Exercise: Select, from the material below, each line with "professeur" in it.

[Saved entries]

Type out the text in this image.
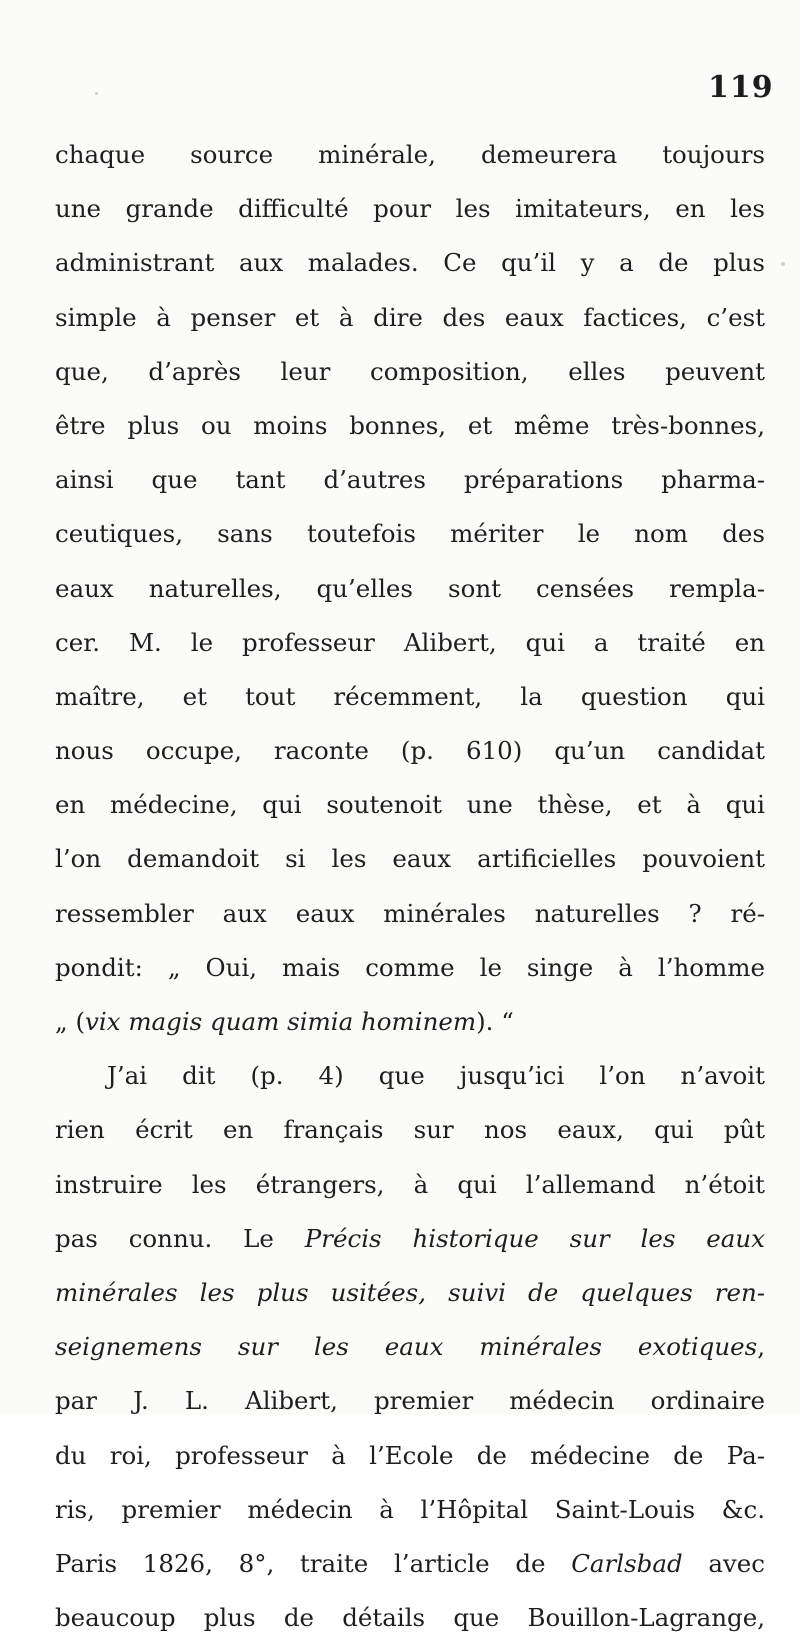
119
chaque source minérale, demeurera toujours
une grande difficulté pour les imitateurs, en les
administrant aux malades. Ce qu’il y a de plus
simple à penser et à dire des eaux factices, c’est
que, d’après leur composition, elles peuvent
être plus ou moins bonnes, et même très-bonnes,
ainsi que tant d’autres préparations pharma-
ceutiques, sans toutefois mériter le nom des
eaux naturelles, qu’elles sont censées rempla-
cer. M. le professeur Alibert, qui a traité en
maître, et tout récemment, la question qui
nous occupe, raconte (p. 610) qu’un candidat
en médecine, qui soutenoit une thèse, et à qui
l’on demandoit si les eaux artificielles pouvoient
ressembler aux eaux minérales naturelles ? ré-
pondit: „ Oui, mais comme le singe à l’homme
„ (vix magis quam simia hominem). “
J’ai dit (p. 4) que jusqu’ici l’on n’avoit
rien écrit en français sur nos eaux, qui pût
instruire les étrangers, à qui l’allemand n’étoit
pas connu. Le Précis historique sur les eaux
minérales les plus usitées, suivi de quelques ren-
seignemens sur les eaux minérales exotiques,
par J. L. Alibert, premier médecin ordinaire
du roi, professeur à l’Ecole de médecine de Pa-
ris, premier médecin à l’Hôpital Saint-Louis &c.
Paris 1826, 8°, traite l’article de Carlsbad avec
beaucoup plus de détails que Bouillon-Lagrange,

Output of the exercise:
cer. M. le professeur Alibert, qui a traité en
du roi, professeur à l’Ecole de médecine de Pa-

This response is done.